DIRECTIVE - The entries below are to be written out again without alteration.

PROVIDED RECORDS -
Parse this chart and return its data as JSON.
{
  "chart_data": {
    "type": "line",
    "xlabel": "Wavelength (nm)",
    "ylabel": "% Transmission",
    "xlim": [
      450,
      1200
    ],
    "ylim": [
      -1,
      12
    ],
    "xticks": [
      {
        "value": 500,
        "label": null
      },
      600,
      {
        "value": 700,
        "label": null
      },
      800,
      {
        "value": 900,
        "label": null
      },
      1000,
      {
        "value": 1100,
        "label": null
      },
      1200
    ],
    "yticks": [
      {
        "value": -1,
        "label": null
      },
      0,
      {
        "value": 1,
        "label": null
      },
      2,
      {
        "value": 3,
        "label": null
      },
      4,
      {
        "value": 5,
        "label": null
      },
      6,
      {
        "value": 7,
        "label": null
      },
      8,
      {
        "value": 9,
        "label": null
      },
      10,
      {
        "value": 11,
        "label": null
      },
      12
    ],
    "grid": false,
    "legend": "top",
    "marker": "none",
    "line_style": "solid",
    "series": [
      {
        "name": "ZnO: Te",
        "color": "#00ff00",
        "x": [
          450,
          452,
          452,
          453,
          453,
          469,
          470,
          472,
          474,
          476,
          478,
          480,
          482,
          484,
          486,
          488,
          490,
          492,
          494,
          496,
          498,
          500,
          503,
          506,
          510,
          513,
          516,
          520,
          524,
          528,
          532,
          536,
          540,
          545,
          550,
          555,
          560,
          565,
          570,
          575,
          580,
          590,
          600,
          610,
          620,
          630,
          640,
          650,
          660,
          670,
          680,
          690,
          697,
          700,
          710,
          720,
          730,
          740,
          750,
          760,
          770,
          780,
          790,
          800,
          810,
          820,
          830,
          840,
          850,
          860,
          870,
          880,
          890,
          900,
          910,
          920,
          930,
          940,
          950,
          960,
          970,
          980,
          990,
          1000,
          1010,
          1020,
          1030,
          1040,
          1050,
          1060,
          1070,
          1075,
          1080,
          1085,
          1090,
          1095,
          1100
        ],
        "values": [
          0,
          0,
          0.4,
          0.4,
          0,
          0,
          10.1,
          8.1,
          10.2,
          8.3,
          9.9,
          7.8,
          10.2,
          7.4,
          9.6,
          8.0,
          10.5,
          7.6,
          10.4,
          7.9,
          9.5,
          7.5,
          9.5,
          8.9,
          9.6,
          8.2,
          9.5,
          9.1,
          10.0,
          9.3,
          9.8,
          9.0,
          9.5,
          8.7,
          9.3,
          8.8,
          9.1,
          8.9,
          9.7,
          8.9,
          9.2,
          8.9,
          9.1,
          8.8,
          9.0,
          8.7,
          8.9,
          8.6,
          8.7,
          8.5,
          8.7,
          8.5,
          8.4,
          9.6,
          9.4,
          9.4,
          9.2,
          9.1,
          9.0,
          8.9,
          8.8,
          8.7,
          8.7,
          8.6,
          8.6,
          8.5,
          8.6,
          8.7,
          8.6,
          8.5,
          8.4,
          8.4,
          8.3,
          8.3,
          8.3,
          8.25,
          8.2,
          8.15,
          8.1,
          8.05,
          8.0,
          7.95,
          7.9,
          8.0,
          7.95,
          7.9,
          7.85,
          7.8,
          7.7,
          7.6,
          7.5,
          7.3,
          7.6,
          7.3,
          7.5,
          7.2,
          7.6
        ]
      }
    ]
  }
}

ANSWER TO THIS PROBLEM -
Parse this chart and return its data as JSON.
{
  "chart_data": {
    "type": "line",
    "xlabel": "Wavelength (nm)",
    "ylabel": "% Transmission",
    "xlim": [
      450,
      1200
    ],
    "ylim": [
      -1,
      12
    ],
    "xticks": [
      {
        "value": 500,
        "label": null
      },
      600,
      {
        "value": 700,
        "label": null
      },
      800,
      {
        "value": 900,
        "label": null
      },
      1000,
      {
        "value": 1100,
        "label": null
      },
      1200
    ],
    "yticks": [
      {
        "value": -1,
        "label": null
      },
      0,
      {
        "value": 1,
        "label": null
      },
      2,
      {
        "value": 3,
        "label": null
      },
      4,
      {
        "value": 5,
        "label": null
      },
      6,
      {
        "value": 7,
        "label": null
      },
      8,
      {
        "value": 9,
        "label": null
      },
      10,
      {
        "value": 11,
        "label": null
      },
      12
    ],
    "grid": false,
    "legend": "top",
    "marker": "none",
    "line_style": "solid",
    "series": [
      {
        "name": "ZnO: Te",
        "color": "#00ff00",
        "x": [
          450,
          452,
          452,
          453,
          453,
          469,
          470,
          472,
          474,
          476,
          478,
          480,
          482,
          484,
          486,
          488,
          490,
          492,
          494,
          496,
          498,
          500,
          503,
          506,
          510,
          513,
          516,
          520,
          524,
          528,
          532,
          536,
          540,
          545,
          550,
          555,
          560,
          565,
          570,
          575,
          580,
          590,
          600,
          610,
          620,
          630,
          640,
          650,
          660,
          670,
          680,
          690,
          697,
          700,
          710,
          720,
          730,
          740,
          750,
          760,
          770,
          780,
          790,
          800,
          810,
          820,
          830,
          840,
          850,
          860,
          870,
          880,
          890,
          900,
          910,
          920,
          930,
          940,
          950,
          960,
          970,
          980,
          990,
          1000,
          1010,
          1020,
          1030,
          1040,
          1050,
          1060,
          1070,
          1075,
          1080,
          1085,
          1090,
          1095,
          1100
        ],
        "values": [
          0,
          0,
          0.4,
          0.4,
          0,
          0,
          10.1,
          8.1,
          10.2,
          8.3,
          9.9,
          7.8,
          10.2,
          7.4,
          9.6,
          8.0,
          10.5,
          7.6,
          10.4,
          7.9,
          9.5,
          7.5,
          9.5,
          8.9,
          9.6,
          8.2,
          9.5,
          9.1,
          10.0,
          9.3,
          9.8,
          9.0,
          9.5,
          8.7,
          9.3,
          8.8,
          9.1,
          8.9,
          9.7,
          8.9,
          9.2,
          8.9,
          9.1,
          8.8,
          9.0,
          8.7,
          8.9,
          8.6,
          8.7,
          8.5,
          8.7,
          8.5,
          8.4,
          9.6,
          9.4,
          9.4,
          9.2,
          9.1,
          9.0,
          8.9,
          8.8,
          8.7,
          8.7,
          8.6,
          8.6,
          8.5,
          8.6,
          8.7,
          8.6,
          8.5,
          8.4,
          8.4,
          8.3,
          8.3,
          8.3,
          8.25,
          8.2,
          8.15,
          8.1,
          8.05,
          8.0,
          7.95,
          7.9,
          8.0,
          7.95,
          7.9,
          7.85,
          7.8,
          7.7,
          7.6,
          7.5,
          7.3,
          7.6,
          7.3,
          7.5,
          7.2,
          7.6
        ]
      }
    ]
  }
}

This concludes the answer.